■ Short task
Pull out every line below holding the word "name".

[Excerpts from a figure dataset]
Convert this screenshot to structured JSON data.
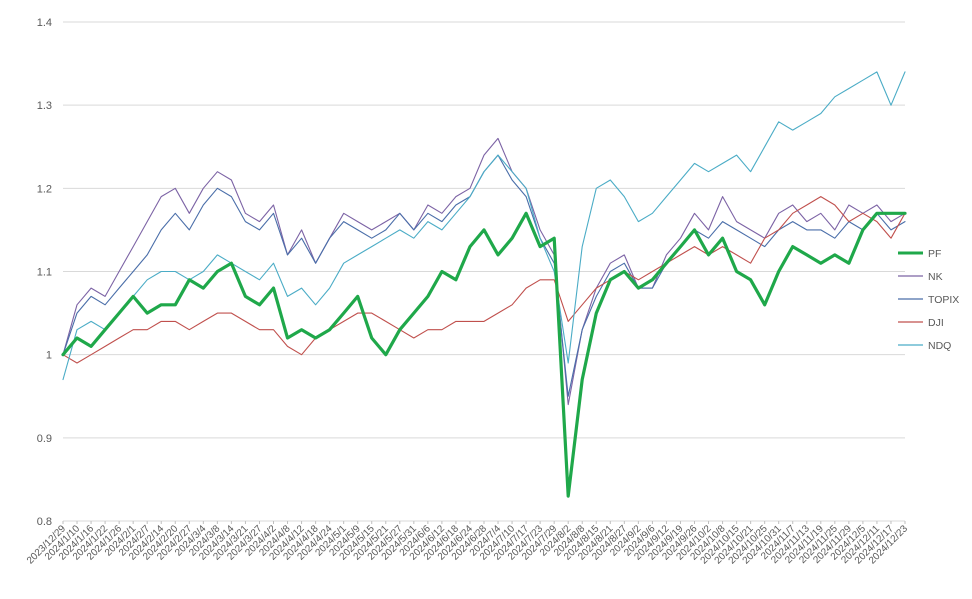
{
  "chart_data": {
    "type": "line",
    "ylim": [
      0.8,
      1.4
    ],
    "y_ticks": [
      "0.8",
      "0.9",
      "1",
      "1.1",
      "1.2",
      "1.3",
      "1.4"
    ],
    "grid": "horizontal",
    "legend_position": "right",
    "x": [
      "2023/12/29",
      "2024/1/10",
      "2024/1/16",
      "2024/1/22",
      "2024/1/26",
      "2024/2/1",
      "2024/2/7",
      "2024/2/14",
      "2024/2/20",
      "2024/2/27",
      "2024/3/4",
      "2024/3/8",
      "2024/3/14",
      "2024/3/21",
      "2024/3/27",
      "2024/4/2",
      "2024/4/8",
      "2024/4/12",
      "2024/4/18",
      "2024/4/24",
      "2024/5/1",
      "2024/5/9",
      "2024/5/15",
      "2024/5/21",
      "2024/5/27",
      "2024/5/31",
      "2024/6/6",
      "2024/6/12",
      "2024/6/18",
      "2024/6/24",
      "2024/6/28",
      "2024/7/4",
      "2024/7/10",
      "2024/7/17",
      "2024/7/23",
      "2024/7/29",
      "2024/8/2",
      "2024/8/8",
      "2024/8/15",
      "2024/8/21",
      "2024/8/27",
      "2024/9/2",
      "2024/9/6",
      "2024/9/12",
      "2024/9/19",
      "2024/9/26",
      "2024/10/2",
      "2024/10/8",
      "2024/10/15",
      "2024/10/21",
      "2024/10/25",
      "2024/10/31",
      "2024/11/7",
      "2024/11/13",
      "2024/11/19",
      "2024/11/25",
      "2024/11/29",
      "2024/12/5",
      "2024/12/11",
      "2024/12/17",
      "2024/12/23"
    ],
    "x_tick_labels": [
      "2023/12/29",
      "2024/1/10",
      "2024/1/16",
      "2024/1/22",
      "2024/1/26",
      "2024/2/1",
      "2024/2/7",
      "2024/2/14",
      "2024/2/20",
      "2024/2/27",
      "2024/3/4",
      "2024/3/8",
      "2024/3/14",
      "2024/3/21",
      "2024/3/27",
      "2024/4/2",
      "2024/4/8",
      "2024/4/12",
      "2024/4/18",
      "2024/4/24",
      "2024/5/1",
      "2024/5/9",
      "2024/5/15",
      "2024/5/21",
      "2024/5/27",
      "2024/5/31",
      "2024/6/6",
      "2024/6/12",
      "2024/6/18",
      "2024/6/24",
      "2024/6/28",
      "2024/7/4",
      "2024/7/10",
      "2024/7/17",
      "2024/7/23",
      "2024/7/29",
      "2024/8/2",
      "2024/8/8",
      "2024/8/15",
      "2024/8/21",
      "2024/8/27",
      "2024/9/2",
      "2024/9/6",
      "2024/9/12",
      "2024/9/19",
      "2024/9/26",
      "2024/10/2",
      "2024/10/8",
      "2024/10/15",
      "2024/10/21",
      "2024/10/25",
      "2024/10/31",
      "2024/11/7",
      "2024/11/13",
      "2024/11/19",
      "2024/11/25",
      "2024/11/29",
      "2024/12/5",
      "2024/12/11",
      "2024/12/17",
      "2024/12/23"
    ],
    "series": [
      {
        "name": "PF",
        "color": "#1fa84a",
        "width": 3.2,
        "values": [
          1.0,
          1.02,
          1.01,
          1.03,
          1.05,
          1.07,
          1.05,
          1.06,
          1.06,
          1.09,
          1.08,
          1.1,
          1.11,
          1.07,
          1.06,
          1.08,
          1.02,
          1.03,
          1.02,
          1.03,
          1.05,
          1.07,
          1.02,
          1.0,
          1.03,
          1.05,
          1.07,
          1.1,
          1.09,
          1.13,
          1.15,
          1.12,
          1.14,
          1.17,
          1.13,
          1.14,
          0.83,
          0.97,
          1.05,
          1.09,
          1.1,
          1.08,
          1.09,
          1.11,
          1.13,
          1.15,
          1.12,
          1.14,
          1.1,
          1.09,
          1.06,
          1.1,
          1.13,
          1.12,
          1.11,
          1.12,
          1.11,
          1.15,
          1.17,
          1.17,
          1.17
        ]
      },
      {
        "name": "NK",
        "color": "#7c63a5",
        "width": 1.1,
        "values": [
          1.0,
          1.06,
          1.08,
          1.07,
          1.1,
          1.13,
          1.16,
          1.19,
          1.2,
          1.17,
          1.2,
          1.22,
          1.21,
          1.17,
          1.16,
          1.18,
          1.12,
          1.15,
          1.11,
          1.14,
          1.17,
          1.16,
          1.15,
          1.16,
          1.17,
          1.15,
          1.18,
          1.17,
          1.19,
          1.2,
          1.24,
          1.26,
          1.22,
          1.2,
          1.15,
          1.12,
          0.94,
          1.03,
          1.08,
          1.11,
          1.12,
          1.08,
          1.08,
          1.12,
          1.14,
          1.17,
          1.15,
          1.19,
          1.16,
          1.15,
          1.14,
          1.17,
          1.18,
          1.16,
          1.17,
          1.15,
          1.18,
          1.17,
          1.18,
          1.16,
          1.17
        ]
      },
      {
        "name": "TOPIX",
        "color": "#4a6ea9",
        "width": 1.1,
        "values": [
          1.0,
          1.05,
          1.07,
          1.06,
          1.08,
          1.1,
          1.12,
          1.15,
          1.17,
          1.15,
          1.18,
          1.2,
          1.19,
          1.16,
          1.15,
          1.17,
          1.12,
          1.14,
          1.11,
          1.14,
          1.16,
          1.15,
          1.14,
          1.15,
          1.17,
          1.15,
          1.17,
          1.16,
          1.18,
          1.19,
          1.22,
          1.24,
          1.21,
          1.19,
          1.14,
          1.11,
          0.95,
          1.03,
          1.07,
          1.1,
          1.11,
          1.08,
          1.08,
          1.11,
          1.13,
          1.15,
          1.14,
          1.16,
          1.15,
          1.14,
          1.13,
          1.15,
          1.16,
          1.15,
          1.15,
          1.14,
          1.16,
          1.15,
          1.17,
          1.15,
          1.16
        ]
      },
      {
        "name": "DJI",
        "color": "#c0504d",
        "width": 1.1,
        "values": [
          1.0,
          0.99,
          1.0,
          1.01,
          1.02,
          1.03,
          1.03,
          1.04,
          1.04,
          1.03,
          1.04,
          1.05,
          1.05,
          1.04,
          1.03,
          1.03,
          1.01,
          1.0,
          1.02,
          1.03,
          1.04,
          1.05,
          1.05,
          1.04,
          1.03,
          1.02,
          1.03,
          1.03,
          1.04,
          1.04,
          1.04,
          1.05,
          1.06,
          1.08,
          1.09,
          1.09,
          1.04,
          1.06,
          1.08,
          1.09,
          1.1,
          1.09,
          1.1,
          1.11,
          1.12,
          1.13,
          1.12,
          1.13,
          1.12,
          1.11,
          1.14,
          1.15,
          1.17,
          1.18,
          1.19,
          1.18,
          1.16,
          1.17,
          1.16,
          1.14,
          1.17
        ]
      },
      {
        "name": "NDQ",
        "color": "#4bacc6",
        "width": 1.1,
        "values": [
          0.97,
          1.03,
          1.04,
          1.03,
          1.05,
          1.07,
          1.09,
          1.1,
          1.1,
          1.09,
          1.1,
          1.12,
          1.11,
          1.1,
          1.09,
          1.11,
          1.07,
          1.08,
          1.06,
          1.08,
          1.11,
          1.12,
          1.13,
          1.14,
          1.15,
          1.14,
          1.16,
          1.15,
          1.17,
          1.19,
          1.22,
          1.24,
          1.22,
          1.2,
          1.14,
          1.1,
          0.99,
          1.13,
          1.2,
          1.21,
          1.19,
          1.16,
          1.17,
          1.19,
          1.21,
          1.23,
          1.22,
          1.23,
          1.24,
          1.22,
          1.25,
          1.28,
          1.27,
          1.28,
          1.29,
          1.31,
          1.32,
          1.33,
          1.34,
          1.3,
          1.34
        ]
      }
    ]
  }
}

■ Result
        "name": "PF",
        "name": "NK",
        "name": "TOPIX",
        "name": "DJI",
        "name": "NDQ",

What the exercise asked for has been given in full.